PROMPT: Set down every record once more, exactly as given.

───── ROWS

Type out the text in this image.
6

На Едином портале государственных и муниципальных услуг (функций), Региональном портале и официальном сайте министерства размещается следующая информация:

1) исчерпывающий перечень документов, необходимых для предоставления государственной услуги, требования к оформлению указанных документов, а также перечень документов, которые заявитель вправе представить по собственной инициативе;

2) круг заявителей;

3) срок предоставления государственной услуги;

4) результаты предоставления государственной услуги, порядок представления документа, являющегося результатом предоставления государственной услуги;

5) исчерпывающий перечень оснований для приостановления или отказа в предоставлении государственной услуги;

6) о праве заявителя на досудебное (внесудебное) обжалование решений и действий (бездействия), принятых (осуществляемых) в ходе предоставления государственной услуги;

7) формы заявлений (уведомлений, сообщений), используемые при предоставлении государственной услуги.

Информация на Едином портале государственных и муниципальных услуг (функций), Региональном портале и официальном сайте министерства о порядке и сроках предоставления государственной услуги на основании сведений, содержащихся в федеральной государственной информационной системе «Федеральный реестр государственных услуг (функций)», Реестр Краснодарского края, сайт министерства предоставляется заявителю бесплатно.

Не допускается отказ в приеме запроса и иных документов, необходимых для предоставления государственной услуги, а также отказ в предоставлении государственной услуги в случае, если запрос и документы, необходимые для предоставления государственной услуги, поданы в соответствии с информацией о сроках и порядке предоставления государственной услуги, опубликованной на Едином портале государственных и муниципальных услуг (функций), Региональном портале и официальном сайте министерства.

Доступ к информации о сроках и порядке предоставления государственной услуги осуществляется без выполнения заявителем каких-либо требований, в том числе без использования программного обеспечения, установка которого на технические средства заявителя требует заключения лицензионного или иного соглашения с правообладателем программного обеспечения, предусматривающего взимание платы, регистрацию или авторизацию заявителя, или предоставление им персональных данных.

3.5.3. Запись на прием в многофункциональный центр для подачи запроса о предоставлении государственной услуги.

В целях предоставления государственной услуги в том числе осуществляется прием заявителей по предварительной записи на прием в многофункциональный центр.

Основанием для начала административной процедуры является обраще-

──────────

RESULT OF THIS EXERCISE:
Type out the text in this image.
6

На Едином портале государственных и муниципальных услуг (функций), Региональном портале и официальном сайте министерства размещается следующая информация:

1) исчерпывающий перечень документов, необходимых для предоставления государственной услуги, требования к оформлению указанных документов, а также перечень документов, которые заявитель вправе представить по собственной инициативе;

2) круг заявителей;

3) срок предоставления государственной услуги;

4) результаты предоставления государственной услуги, порядок представления документа, являющегося результатом предоставления государственной услуги;

5) исчерпывающий перечень оснований для приостановления или отказа в предоставлении государственной услуги;

6) о праве заявителя на досудебное (внесудебное) обжалование решений и действий (бездействия), принятых (осуществляемых) в ходе предоставления государственной услуги;

7) формы заявлений (уведомлений, сообщений), используемые при предоставлении государственной услуги.

Информация на Едином портале государственных и муниципальных услуг (функций), Региональном портале и официальном сайте министерства о порядке и сроках предоставления государственной услуги на основании сведений, содержащихся в федеральной государственной информационной системе «Федеральный реестр государственных услуг (функций)», Реестр Краснодарского края, сайт министерства предоставляется заявителю бесплатно.

Не допускается отказ в приеме запроса и иных документов, необходимых для предоставления государственной услуги, а также отказ в предоставлении государственной услуги в случае, если запрос и документы, необходимые для предоставления государственной услуги, поданы в соответствии с информацией о сроках и порядке предоставления государственной услуги, опубликованной на Едином портале государственных и муниципальных услуг (функций), Региональном портале и официальном сайте министерства.

Доступ к информации о сроках и порядке предоставления государственной услуги осуществляется без выполнения заявителем каких-либо требований, в том числе без использования программного обеспечения, установка которого на технические средства заявителя требует заключения лицензионного или иного соглашения с правообладателем программного обеспечения, предусматривающего взимание платы, регистрацию или авторизацию заявителя, или предоставление им персональных данных.

3.5.3. Запись на прием в многофункциональный центр для подачи запроса о предоставлении государственной услуги.

В целях предоставления государственной услуги в том числе осуществляется прием заявителей по предварительной записи на прием в многофункциональный центр.

Основанием для начала административной процедуры является обраще-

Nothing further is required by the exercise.